* [Exercise directions]:
Can you restate the records below word for word?

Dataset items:
------------------------------------------------------------

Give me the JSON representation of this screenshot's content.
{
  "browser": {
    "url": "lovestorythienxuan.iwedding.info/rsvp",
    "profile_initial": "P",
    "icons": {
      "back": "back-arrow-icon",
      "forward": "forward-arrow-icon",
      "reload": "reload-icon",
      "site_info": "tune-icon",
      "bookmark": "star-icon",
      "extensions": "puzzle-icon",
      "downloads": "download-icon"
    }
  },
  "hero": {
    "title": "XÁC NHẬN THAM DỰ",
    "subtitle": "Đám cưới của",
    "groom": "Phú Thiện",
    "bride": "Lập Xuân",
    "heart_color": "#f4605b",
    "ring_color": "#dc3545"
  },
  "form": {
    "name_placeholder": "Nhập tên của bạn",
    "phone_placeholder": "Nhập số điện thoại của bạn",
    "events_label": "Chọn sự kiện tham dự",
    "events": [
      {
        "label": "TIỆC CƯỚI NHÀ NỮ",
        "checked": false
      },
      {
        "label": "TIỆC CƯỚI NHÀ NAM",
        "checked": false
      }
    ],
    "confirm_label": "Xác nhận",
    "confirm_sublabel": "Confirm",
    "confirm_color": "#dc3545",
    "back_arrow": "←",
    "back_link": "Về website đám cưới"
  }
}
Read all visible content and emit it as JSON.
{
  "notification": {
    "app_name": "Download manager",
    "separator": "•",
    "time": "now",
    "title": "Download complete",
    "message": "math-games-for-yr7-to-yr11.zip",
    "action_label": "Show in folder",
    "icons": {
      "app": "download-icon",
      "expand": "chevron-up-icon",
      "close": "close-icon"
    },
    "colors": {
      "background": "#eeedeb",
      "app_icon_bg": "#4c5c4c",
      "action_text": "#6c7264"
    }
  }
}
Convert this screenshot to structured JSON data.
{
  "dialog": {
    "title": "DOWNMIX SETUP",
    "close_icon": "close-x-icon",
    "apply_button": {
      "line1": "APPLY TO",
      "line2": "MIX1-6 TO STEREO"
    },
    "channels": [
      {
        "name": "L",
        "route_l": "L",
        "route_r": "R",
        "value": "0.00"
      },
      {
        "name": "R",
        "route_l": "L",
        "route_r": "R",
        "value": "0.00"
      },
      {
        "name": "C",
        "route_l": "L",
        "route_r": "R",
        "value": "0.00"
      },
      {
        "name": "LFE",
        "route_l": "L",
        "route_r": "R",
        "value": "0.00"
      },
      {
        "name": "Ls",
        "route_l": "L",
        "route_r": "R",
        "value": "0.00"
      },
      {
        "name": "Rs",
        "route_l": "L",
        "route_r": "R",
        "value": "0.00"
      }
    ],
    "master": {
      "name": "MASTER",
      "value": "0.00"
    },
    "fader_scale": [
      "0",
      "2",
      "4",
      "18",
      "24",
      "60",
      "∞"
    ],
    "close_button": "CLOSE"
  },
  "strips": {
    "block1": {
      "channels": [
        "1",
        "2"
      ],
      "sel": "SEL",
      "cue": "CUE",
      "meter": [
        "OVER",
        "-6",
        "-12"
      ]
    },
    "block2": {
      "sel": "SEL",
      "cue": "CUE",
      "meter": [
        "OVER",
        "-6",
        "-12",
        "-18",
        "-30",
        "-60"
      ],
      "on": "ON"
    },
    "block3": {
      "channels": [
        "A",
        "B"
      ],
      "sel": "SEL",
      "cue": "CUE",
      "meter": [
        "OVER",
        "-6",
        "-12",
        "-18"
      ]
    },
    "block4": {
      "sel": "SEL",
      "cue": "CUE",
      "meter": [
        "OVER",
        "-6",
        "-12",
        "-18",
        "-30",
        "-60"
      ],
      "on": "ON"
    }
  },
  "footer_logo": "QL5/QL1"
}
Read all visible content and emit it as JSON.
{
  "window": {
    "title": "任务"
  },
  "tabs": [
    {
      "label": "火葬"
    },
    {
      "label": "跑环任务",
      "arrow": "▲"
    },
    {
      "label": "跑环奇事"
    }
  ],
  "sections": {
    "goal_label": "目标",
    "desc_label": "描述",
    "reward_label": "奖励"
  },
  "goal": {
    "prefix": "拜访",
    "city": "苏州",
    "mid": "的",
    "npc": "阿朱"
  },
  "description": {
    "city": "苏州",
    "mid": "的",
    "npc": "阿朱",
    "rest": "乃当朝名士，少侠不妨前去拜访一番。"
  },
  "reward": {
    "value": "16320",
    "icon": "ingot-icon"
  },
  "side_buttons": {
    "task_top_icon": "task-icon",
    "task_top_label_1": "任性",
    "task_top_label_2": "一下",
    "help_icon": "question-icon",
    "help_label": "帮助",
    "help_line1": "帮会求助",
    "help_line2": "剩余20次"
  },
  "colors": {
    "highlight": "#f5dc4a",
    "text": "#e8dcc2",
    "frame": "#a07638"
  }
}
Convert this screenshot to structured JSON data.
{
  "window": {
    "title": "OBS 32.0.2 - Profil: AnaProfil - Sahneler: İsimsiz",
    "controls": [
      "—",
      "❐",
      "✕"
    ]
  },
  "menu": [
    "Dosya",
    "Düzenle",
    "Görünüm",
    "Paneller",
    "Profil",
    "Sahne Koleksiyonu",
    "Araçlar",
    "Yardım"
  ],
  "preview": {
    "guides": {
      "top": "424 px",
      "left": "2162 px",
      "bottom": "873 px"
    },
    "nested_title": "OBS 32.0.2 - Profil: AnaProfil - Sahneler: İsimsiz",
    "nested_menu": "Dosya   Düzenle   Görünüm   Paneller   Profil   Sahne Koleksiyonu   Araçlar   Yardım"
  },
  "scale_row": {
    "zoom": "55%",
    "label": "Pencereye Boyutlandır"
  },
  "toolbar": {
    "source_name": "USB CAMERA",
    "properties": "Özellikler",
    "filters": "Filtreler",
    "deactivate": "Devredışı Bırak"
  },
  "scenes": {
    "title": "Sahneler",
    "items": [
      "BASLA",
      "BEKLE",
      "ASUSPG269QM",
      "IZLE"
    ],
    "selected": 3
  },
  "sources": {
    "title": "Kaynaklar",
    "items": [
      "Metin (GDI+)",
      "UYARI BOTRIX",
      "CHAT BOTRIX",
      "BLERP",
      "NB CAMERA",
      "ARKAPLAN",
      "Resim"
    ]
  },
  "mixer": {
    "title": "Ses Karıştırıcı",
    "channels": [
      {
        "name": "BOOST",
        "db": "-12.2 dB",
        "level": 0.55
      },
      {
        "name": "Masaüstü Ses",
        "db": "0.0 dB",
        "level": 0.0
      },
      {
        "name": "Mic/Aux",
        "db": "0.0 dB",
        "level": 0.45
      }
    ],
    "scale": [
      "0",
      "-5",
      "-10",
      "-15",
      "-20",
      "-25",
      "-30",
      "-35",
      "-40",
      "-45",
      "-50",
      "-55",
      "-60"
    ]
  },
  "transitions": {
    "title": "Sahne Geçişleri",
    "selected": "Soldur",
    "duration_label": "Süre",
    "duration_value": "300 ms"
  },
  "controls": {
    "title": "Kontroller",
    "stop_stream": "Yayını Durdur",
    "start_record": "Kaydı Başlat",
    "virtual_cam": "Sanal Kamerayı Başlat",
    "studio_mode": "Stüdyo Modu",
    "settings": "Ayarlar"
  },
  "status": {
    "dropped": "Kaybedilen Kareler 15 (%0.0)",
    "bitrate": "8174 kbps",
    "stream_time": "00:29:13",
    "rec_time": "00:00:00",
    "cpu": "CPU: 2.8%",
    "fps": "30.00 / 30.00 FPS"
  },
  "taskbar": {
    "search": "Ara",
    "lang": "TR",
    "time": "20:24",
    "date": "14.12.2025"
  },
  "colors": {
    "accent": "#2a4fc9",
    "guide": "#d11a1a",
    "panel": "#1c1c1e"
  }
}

------------------------------------------------------------

* [Answer for the task]:
Give me the JSON representation of this screenshot's content.
{
  "browser": {
    "url": "lovestorythienxuan.iwedding.info/rsvp",
    "profile_initial": "P",
    "icons": {
      "back": "back-arrow-icon",
      "forward": "forward-arrow-icon",
      "reload": "reload-icon",
      "site_info": "tune-icon",
      "bookmark": "star-icon",
      "extensions": "puzzle-icon",
      "downloads": "download-icon"
    }
  },
  "hero": {
    "title": "XÁC NHẬN THAM DỰ",
    "subtitle": "Đám cưới của",
    "groom": "Phú Thiện",
    "bride": "Lập Xuân",
    "heart_color": "#f4605b",
    "ring_color": "#dc3545"
  },
  "form": {
    "name_placeholder": "Nhập tên của bạn",
    "phone_placeholder": "Nhập số điện thoại của bạn",
    "events_label": "Chọn sự kiện tham dự",
    "events": [
      {
        "label": "TIỆC CƯỚI NHÀ NỮ",
        "checked": false
      },
      {
        "label": "TIỆC CƯỚI NHÀ NAM",
        "checked": false
      }
    ],
    "confirm_label": "Xác nhận",
    "confirm_sublabel": "Confirm",
    "confirm_color": "#dc3545",
    "back_arrow": "←",
    "back_link": "Về website đám cưới"
  }
}
Read all visible content and emit it as JSON.
{
  "notification": {
    "app_name": "Download manager",
    "separator": "•",
    "time": "now",
    "title": "Download complete",
    "message": "math-games-for-yr7-to-yr11.zip",
    "action_label": "Show in folder",
    "icons": {
      "app": "download-icon",
      "expand": "chevron-up-icon",
      "close": "close-icon"
    },
    "colors": {
      "background": "#eeedeb",
      "app_icon_bg": "#4c5c4c",
      "action_text": "#6c7264"
    }
  }
}
Convert this screenshot to structured JSON data.
{
  "dialog": {
    "title": "DOWNMIX SETUP",
    "close_icon": "close-x-icon",
    "apply_button": {
      "line1": "APPLY TO",
      "line2": "MIX1-6 TO STEREO"
    },
    "channels": [
      {
        "name": "L",
        "route_l": "L",
        "route_r": "R",
        "value": "0.00"
      },
      {
        "name": "R",
        "route_l": "L",
        "route_r": "R",
        "value": "0.00"
      },
      {
        "name": "C",
        "route_l": "L",
        "route_r": "R",
        "value": "0.00"
      },
      {
        "name": "LFE",
        "route_l": "L",
        "route_r": "R",
        "value": "0.00"
      },
      {
        "name": "Ls",
        "route_l": "L",
        "route_r": "R",
        "value": "0.00"
      },
      {
        "name": "Rs",
        "route_l": "L",
        "route_r": "R",
        "value": "0.00"
      }
    ],
    "master": {
      "name": "MASTER",
      "value": "0.00"
    },
    "fader_scale": [
      "0",
      "2",
      "4",
      "18",
      "24",
      "60",
      "∞"
    ],
    "close_button": "CLOSE"
  },
  "strips": {
    "block1": {
      "channels": [
        "1",
        "2"
      ],
      "sel": "SEL",
      "cue": "CUE",
      "meter": [
        "OVER",
        "-6",
        "-12"
      ]
    },
    "block2": {
      "sel": "SEL",
      "cue": "CUE",
      "meter": [
        "OVER",
        "-6",
        "-12",
        "-18",
        "-30",
        "-60"
      ],
      "on": "ON"
    },
    "block3": {
      "channels": [
        "A",
        "B"
      ],
      "sel": "SEL",
      "cue": "CUE",
      "meter": [
        "OVER",
        "-6",
        "-12",
        "-18"
      ]
    },
    "block4": {
      "sel": "SEL",
      "cue": "CUE",
      "meter": [
        "OVER",
        "-6",
        "-12",
        "-18",
        "-30",
        "-60"
      ],
      "on": "ON"
    }
  },
  "footer_logo": "QL5/QL1"
}
Read all visible content and emit it as JSON.
{
  "window": {
    "title": "任务"
  },
  "tabs": [
    {
      "label": "火葬"
    },
    {
      "label": "跑环任务",
      "arrow": "▲"
    },
    {
      "label": "跑环奇事"
    }
  ],
  "sections": {
    "goal_label": "目标",
    "desc_label": "描述",
    "reward_label": "奖励"
  },
  "goal": {
    "prefix": "拜访",
    "city": "苏州",
    "mid": "的",
    "npc": "阿朱"
  },
  "description": {
    "city": "苏州",
    "mid": "的",
    "npc": "阿朱",
    "rest": "乃当朝名士，少侠不妨前去拜访一番。"
  },
  "reward": {
    "value": "16320",
    "icon": "ingot-icon"
  },
  "side_buttons": {
    "task_top_icon": "task-icon",
    "task_top_label_1": "任性",
    "task_top_label_2": "一下",
    "help_icon": "question-icon",
    "help_label": "帮助",
    "help_line1": "帮会求助",
    "help_line2": "剩余20次"
  },
  "colors": {
    "highlight": "#f5dc4a",
    "text": "#e8dcc2",
    "frame": "#a07638"
  }
}
Convert this screenshot to structured JSON data.
{
  "window": {
    "title": "OBS 32.0.2 - Profil: AnaProfil - Sahneler: İsimsiz",
    "controls": [
      "—",
      "❐",
      "✕"
    ]
  },
  "menu": [
    "Dosya",
    "Düzenle",
    "Görünüm",
    "Paneller",
    "Profil",
    "Sahne Koleksiyonu",
    "Araçlar",
    "Yardım"
  ],
  "preview": {
    "guides": {
      "top": "424 px",
      "left": "2162 px",
      "bottom": "873 px"
    },
    "nested_title": "OBS 32.0.2 - Profil: AnaProfil - Sahneler: İsimsiz",
    "nested_menu": "Dosya   Düzenle   Görünüm   Paneller   Profil   Sahne Koleksiyonu   Araçlar   Yardım"
  },
  "scale_row": {
    "zoom": "55%",
    "label": "Pencereye Boyutlandır"
  },
  "toolbar": {
    "source_name": "USB CAMERA",
    "properties": "Özellikler",
    "filters": "Filtreler",
    "deactivate": "Devredışı Bırak"
  },
  "scenes": {
    "title": "Sahneler",
    "items": [
      "BASLA",
      "BEKLE",
      "ASUSPG269QM",
      "IZLE"
    ],
    "selected": 3
  },
  "sources": {
    "title": "Kaynaklar",
    "items": [
      "Metin (GDI+)",
      "UYARI BOTRIX",
      "CHAT BOTRIX",
      "BLERP",
      "NB CAMERA",
      "ARKAPLAN",
      "Resim"
    ]
  },
  "mixer": {
    "title": "Ses Karıştırıcı",
    "channels": [
      {
        "name": "BOOST",
        "db": "-12.2 dB",
        "level": 0.55
      },
      {
        "name": "Masaüstü Ses",
        "db": "0.0 dB",
        "level": 0.0
      },
      {
        "name": "Mic/Aux",
        "db": "0.0 dB",
        "level": 0.45
      }
    ],
    "scale": [
      "0",
      "-5",
      "-10",
      "-15",
      "-20",
      "-25",
      "-30",
      "-35",
      "-40",
      "-45",
      "-50",
      "-55",
      "-60"
    ]
  },
  "transitions": {
    "title": "Sahne Geçişleri",
    "selected": "Soldur",
    "duration_label": "Süre",
    "duration_value": "300 ms"
  },
  "controls": {
    "title": "Kontroller",
    "stop_stream": "Yayını Durdur",
    "start_record": "Kaydı Başlat",
    "virtual_cam": "Sanal Kamerayı Başlat",
    "studio_mode": "Stüdyo Modu",
    "settings": "Ayarlar"
  },
  "status": {
    "dropped": "Kaybedilen Kareler 15 (%0.0)",
    "bitrate": "8174 kbps",
    "stream_time": "00:29:13",
    "rec_time": "00:00:00",
    "cpu": "CPU: 2.8%",
    "fps": "30.00 / 30.00 FPS"
  },
  "taskbar": {
    "search": "Ara",
    "lang": "TR",
    "time": "20:24",
    "date": "14.12.2025"
  },
  "colors": {
    "accent": "#2a4fc9",
    "guide": "#d11a1a",
    "panel": "#1c1c1e"
  }
}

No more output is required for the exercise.